• WHAT TO DO: Extract every entry word for word. Skip the pictures.

Records from a dataset:
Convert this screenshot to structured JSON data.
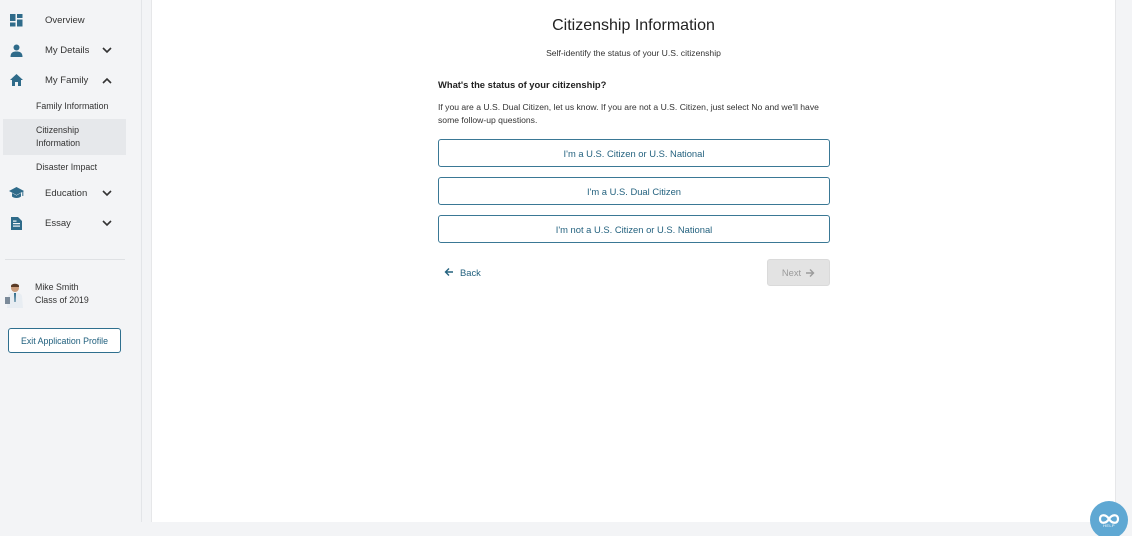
{
  "sidebar": {
    "items": [
      {
        "label": "Overview",
        "icon": "dashboard-icon"
      },
      {
        "label": "My Details",
        "icon": "person-icon",
        "expanded": false
      },
      {
        "label": "My Family",
        "icon": "home-icon",
        "expanded": true
      },
      {
        "label": "Education",
        "icon": "graduation-cap-icon",
        "expanded": false
      },
      {
        "label": "Essay",
        "icon": "document-icon",
        "expanded": false
      }
    ],
    "family_subitems": [
      {
        "label": "Family Information",
        "active": false
      },
      {
        "label": "Citizenship Information",
        "active": true
      },
      {
        "label": "Disaster Impact",
        "active": false
      }
    ],
    "profile": {
      "name": "Mike Smith",
      "class": "Class of 2019"
    },
    "exit_label": "Exit Application Profile"
  },
  "main": {
    "title": "Citizenship Information",
    "subtitle": "Self-identify the status of your U.S. citizenship",
    "question": "What's the status of your citizenship?",
    "help_text": "If you are a U.S. Dual Citizen, let us know. If you are not a U.S. Citizen, just select No and we'll have some follow-up questions.",
    "options": [
      "I'm a U.S. Citizen or U.S. National",
      "I'm a U.S. Dual Citizen",
      "I'm not a U.S. Citizen or U.S. National"
    ],
    "back_label": "Back",
    "next_label": "Next"
  },
  "help_widget": {
    "label": "HELP"
  },
  "colors": {
    "accent": "#24627f",
    "help_bubble": "#5fa8d3",
    "disabled_bg": "#e3e3e3"
  }
}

• ANSWER IN FULL:
Convert this screenshot to structured JSON data.
{
  "sidebar": {
    "items": [
      {
        "label": "Overview",
        "icon": "dashboard-icon"
      },
      {
        "label": "My Details",
        "icon": "person-icon",
        "expanded": false
      },
      {
        "label": "My Family",
        "icon": "home-icon",
        "expanded": true
      },
      {
        "label": "Education",
        "icon": "graduation-cap-icon",
        "expanded": false
      },
      {
        "label": "Essay",
        "icon": "document-icon",
        "expanded": false
      }
    ],
    "family_subitems": [
      {
        "label": "Family Information",
        "active": false
      },
      {
        "label": "Citizenship Information",
        "active": true
      },
      {
        "label": "Disaster Impact",
        "active": false
      }
    ],
    "profile": {
      "name": "Mike Smith",
      "class": "Class of 2019"
    },
    "exit_label": "Exit Application Profile"
  },
  "main": {
    "title": "Citizenship Information",
    "subtitle": "Self-identify the status of your U.S. citizenship",
    "question": "What's the status of your citizenship?",
    "help_text": "If you are a U.S. Dual Citizen, let us know. If you are not a U.S. Citizen, just select No and we'll have some follow-up questions.",
    "options": [
      "I'm a U.S. Citizen or U.S. National",
      "I'm a U.S. Dual Citizen",
      "I'm not a U.S. Citizen or U.S. National"
    ],
    "back_label": "Back",
    "next_label": "Next"
  },
  "help_widget": {
    "label": "HELP"
  },
  "colors": {
    "accent": "#24627f",
    "help_bubble": "#5fa8d3",
    "disabled_bg": "#e3e3e3"
  }
}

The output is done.